__What is needed__.
Keep only the lines of the data below that contain "JSON", and copy them.

####

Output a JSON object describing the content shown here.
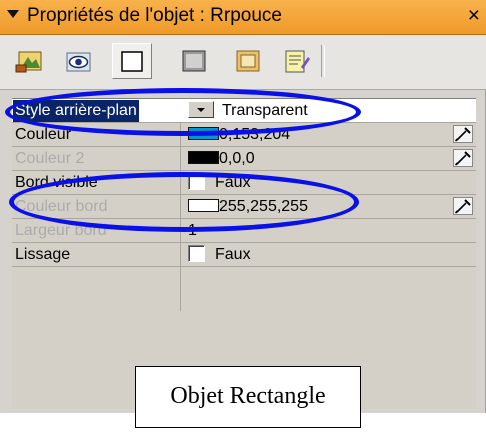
{
  "panel": {
    "title": "Propriétés de l'objet : Rrpouce",
    "close_glyph": "×"
  },
  "toolbar": {
    "buttons": [
      {
        "name": "appearance-icon",
        "active": false
      },
      {
        "name": "visibility-eye-icon",
        "active": false
      },
      {
        "name": "background-style-icon",
        "active": true
      },
      {
        "name": "border-style-icon",
        "active": false
      },
      {
        "name": "frame-style-icon",
        "active": false
      },
      {
        "name": "notes-icon",
        "active": false
      }
    ]
  },
  "properties": {
    "background_style": {
      "label": "Style arrière-plan",
      "value": "Transparent"
    },
    "color": {
      "label": "Couleur",
      "value": "0,153,204",
      "swatch": "#0099cc"
    },
    "color2": {
      "label": "Couleur 2",
      "value": "0,0,0",
      "swatch": "#000000"
    },
    "border_visible": {
      "label": "Bord visible",
      "value": "Faux"
    },
    "border_color": {
      "label": "Couleur bord",
      "value": "255,255,255",
      "swatch": "#ffffff"
    },
    "border_width": {
      "label": "Largeur bord",
      "value": "1"
    },
    "smoothing": {
      "label": "Lissage",
      "value": "Faux"
    }
  },
  "annotations": {
    "callout": "Objet Rectangle",
    "ellipse_color": "#0a10e8"
  },
  "colors": {
    "title_bar": "#f2a33a",
    "selection": "#0a246a",
    "panel_bg": "#d4d0c8"
  }
}
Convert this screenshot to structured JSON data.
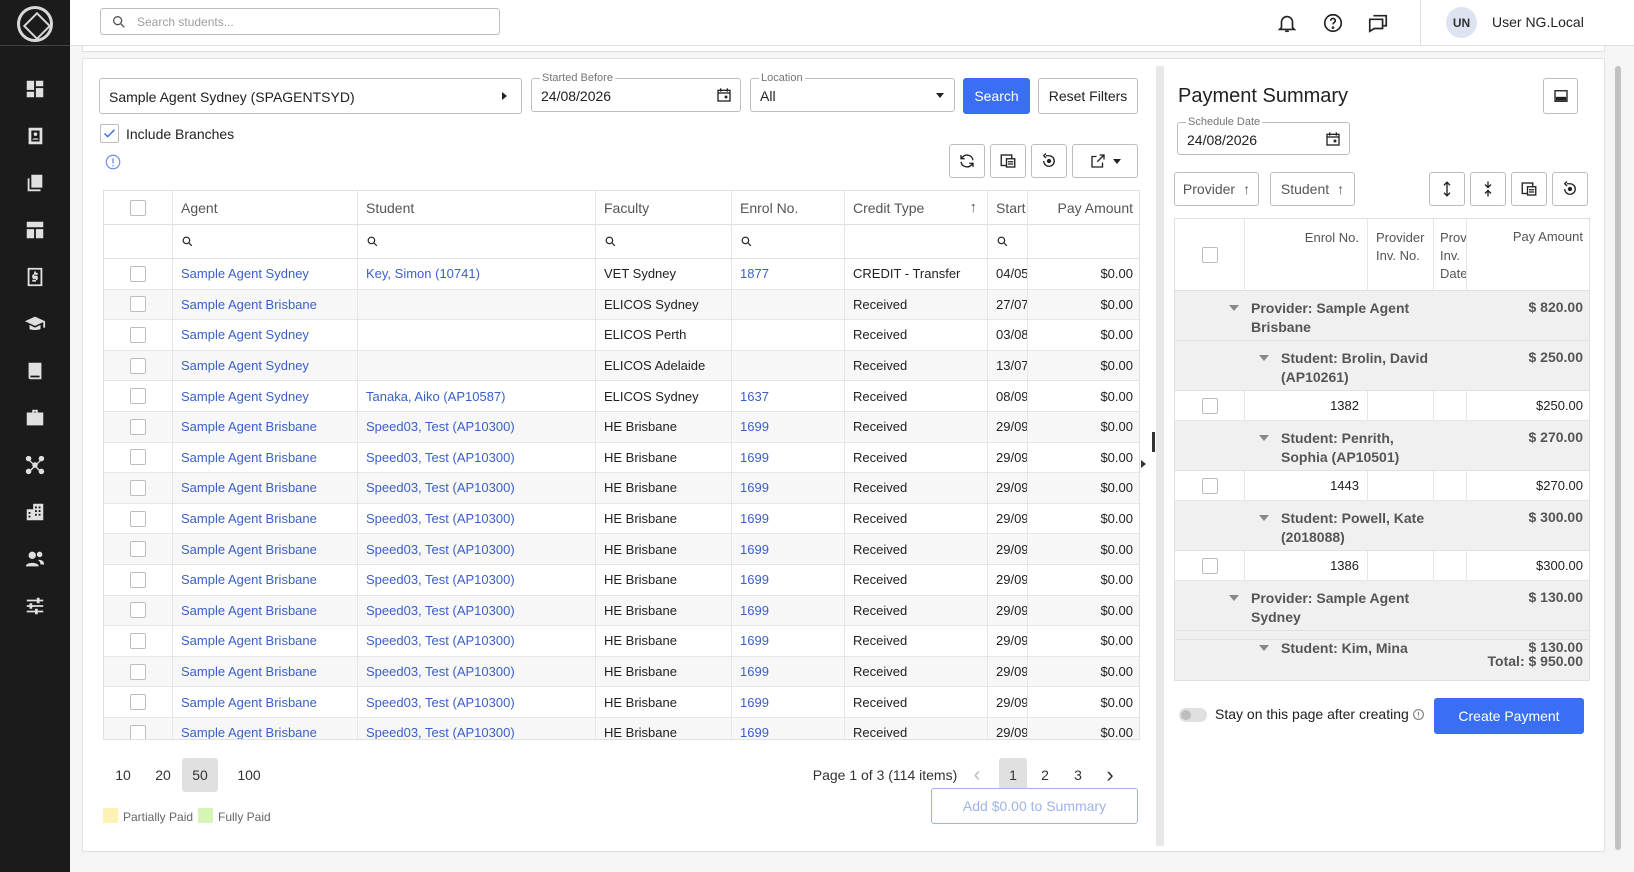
{
  "topbar": {
    "search_placeholder": "Search students...",
    "avatar_initials": "UN",
    "username": "User NG.Local"
  },
  "sidebar": {
    "items": [
      "dashboard-icon",
      "contacts-icon",
      "documents-icon",
      "layout-icon",
      "invoice-icon",
      "school-icon",
      "book-icon",
      "briefcase-icon",
      "network-icon",
      "buildings-icon",
      "people-icon",
      "settings-sliders-icon"
    ]
  },
  "filters": {
    "agent": "Sample Agent Sydney (SPAGENTSYD)",
    "started_before_label": "Started Before",
    "started_before": "24/08/2026",
    "location_label": "Location",
    "location": "All",
    "search_label": "Search",
    "reset_label": "Reset Filters",
    "include_branches": "Include Branches"
  },
  "grid": {
    "columns": [
      "Agent",
      "Student",
      "Faculty",
      "Enrol No.",
      "Credit Type",
      "Start",
      "Pay Amount"
    ],
    "rows": [
      {
        "agent": "Sample Agent Sydney",
        "student": "Key, Simon (10741)",
        "faculty": "VET Sydney",
        "enrol": "1877",
        "credit": "CREDIT - Transfer",
        "start": "04/05",
        "amount": "$0.00"
      },
      {
        "agent": "Sample Agent Brisbane",
        "student": "",
        "faculty": "ELICOS Sydney",
        "enrol": "",
        "credit": "Received",
        "start": "27/07",
        "amount": "$0.00"
      },
      {
        "agent": "Sample Agent Sydney",
        "student": "",
        "faculty": "ELICOS Perth",
        "enrol": "",
        "credit": "Received",
        "start": "03/08",
        "amount": "$0.00"
      },
      {
        "agent": "Sample Agent Sydney",
        "student": "",
        "faculty": "ELICOS Adelaide",
        "enrol": "",
        "credit": "Received",
        "start": "13/07",
        "amount": "$0.00"
      },
      {
        "agent": "Sample Agent Sydney",
        "student": "Tanaka, Aiko (AP10587)",
        "faculty": "ELICOS Sydney",
        "enrol": "1637",
        "credit": "Received",
        "start": "08/09",
        "amount": "$0.00"
      },
      {
        "agent": "Sample Agent Brisbane",
        "student": "Speed03, Test (AP10300)",
        "faculty": "HE Brisbane",
        "enrol": "1699",
        "credit": "Received",
        "start": "29/09",
        "amount": "$0.00"
      },
      {
        "agent": "Sample Agent Brisbane",
        "student": "Speed03, Test (AP10300)",
        "faculty": "HE Brisbane",
        "enrol": "1699",
        "credit": "Received",
        "start": "29/09",
        "amount": "$0.00"
      },
      {
        "agent": "Sample Agent Brisbane",
        "student": "Speed03, Test (AP10300)",
        "faculty": "HE Brisbane",
        "enrol": "1699",
        "credit": "Received",
        "start": "29/09",
        "amount": "$0.00"
      },
      {
        "agent": "Sample Agent Brisbane",
        "student": "Speed03, Test (AP10300)",
        "faculty": "HE Brisbane",
        "enrol": "1699",
        "credit": "Received",
        "start": "29/09",
        "amount": "$0.00"
      },
      {
        "agent": "Sample Agent Brisbane",
        "student": "Speed03, Test (AP10300)",
        "faculty": "HE Brisbane",
        "enrol": "1699",
        "credit": "Received",
        "start": "29/09",
        "amount": "$0.00"
      },
      {
        "agent": "Sample Agent Brisbane",
        "student": "Speed03, Test (AP10300)",
        "faculty": "HE Brisbane",
        "enrol": "1699",
        "credit": "Received",
        "start": "29/09",
        "amount": "$0.00"
      },
      {
        "agent": "Sample Agent Brisbane",
        "student": "Speed03, Test (AP10300)",
        "faculty": "HE Brisbane",
        "enrol": "1699",
        "credit": "Received",
        "start": "29/09",
        "amount": "$0.00"
      },
      {
        "agent": "Sample Agent Brisbane",
        "student": "Speed03, Test (AP10300)",
        "faculty": "HE Brisbane",
        "enrol": "1699",
        "credit": "Received",
        "start": "29/09",
        "amount": "$0.00"
      },
      {
        "agent": "Sample Agent Brisbane",
        "student": "Speed03, Test (AP10300)",
        "faculty": "HE Brisbane",
        "enrol": "1699",
        "credit": "Received",
        "start": "29/09",
        "amount": "$0.00"
      },
      {
        "agent": "Sample Agent Brisbane",
        "student": "Speed03, Test (AP10300)",
        "faculty": "HE Brisbane",
        "enrol": "1699",
        "credit": "Received",
        "start": "29/09",
        "amount": "$0.00"
      },
      {
        "agent": "Sample Agent Brisbane",
        "student": "Speed03, Test (AP10300)",
        "faculty": "HE Brisbane",
        "enrol": "1699",
        "credit": "Received",
        "start": "29/09",
        "amount": "$0.00"
      }
    ]
  },
  "pagination": {
    "sizes": [
      "10",
      "20",
      "50",
      "100"
    ],
    "selected_size": "50",
    "info": "Page 1 of 3 (114 items)",
    "pages": [
      "1",
      "2",
      "3"
    ],
    "current_page": "1"
  },
  "legend": {
    "partial": "Partially Paid",
    "partial_color": "#fdf1b3",
    "full": "Fully Paid",
    "full_color": "#d5f5b5"
  },
  "add_to_summary": "Add $0.00 to Summary",
  "summary": {
    "title": "Payment Summary",
    "schedule_label": "Schedule Date",
    "schedule_date": "24/08/2026",
    "group_chips": [
      "Provider",
      "Student"
    ],
    "columns": [
      "Enrol No.",
      "Provider Inv. No.",
      "Prov Inv. Date",
      "Pay Amount"
    ],
    "rows": [
      {
        "kind": "provider",
        "label": "Provider: Sample Agent Brisbane",
        "amount": "$ 820.00"
      },
      {
        "kind": "student",
        "label": "Student: Brolin, David (AP10261)",
        "amount": "$ 250.00"
      },
      {
        "kind": "item",
        "enrol": "1382",
        "amount": "$250.00"
      },
      {
        "kind": "student",
        "label": "Student: Penrith, Sophia (AP10501)",
        "amount": "$ 270.00"
      },
      {
        "kind": "item",
        "enrol": "1443",
        "amount": "$270.00"
      },
      {
        "kind": "student",
        "label": "Student: Powell, Kate (2018088)",
        "amount": "$ 300.00"
      },
      {
        "kind": "item",
        "enrol": "1386",
        "amount": "$300.00"
      },
      {
        "kind": "provider",
        "label": "Provider: Sample Agent Sydney",
        "amount": "$ 130.00"
      },
      {
        "kind": "student",
        "label": "Student: Kim, Mina",
        "amount": "$ 130.00"
      }
    ],
    "total": "Total: $ 950.00",
    "stay_label": "Stay on this page after creating",
    "create_label": "Create Payment"
  },
  "colors": {
    "accent": "#3a6ff5",
    "link": "#3a5fc9",
    "sidebar": "#1b1b1b"
  }
}
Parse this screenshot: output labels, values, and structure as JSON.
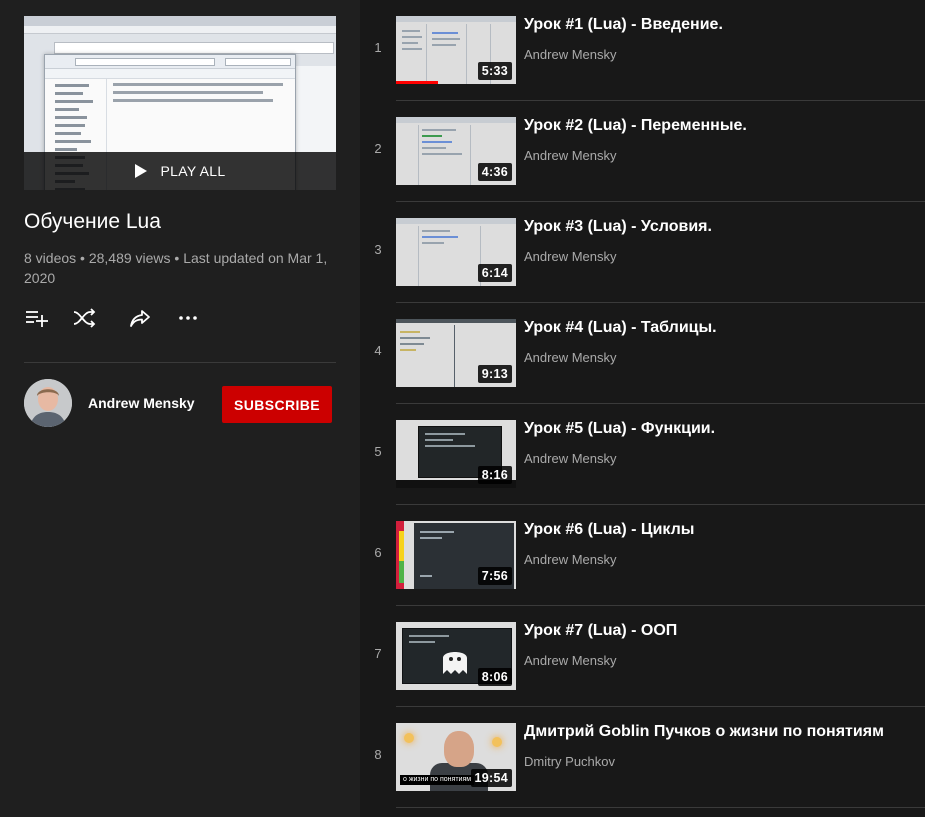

####

__Solution to this exercise__.
Output a JSON object describing the content shown here.
Convert this screenshot to structured JSON data.
Parse this screenshot: output labels, values, and structure as JSON.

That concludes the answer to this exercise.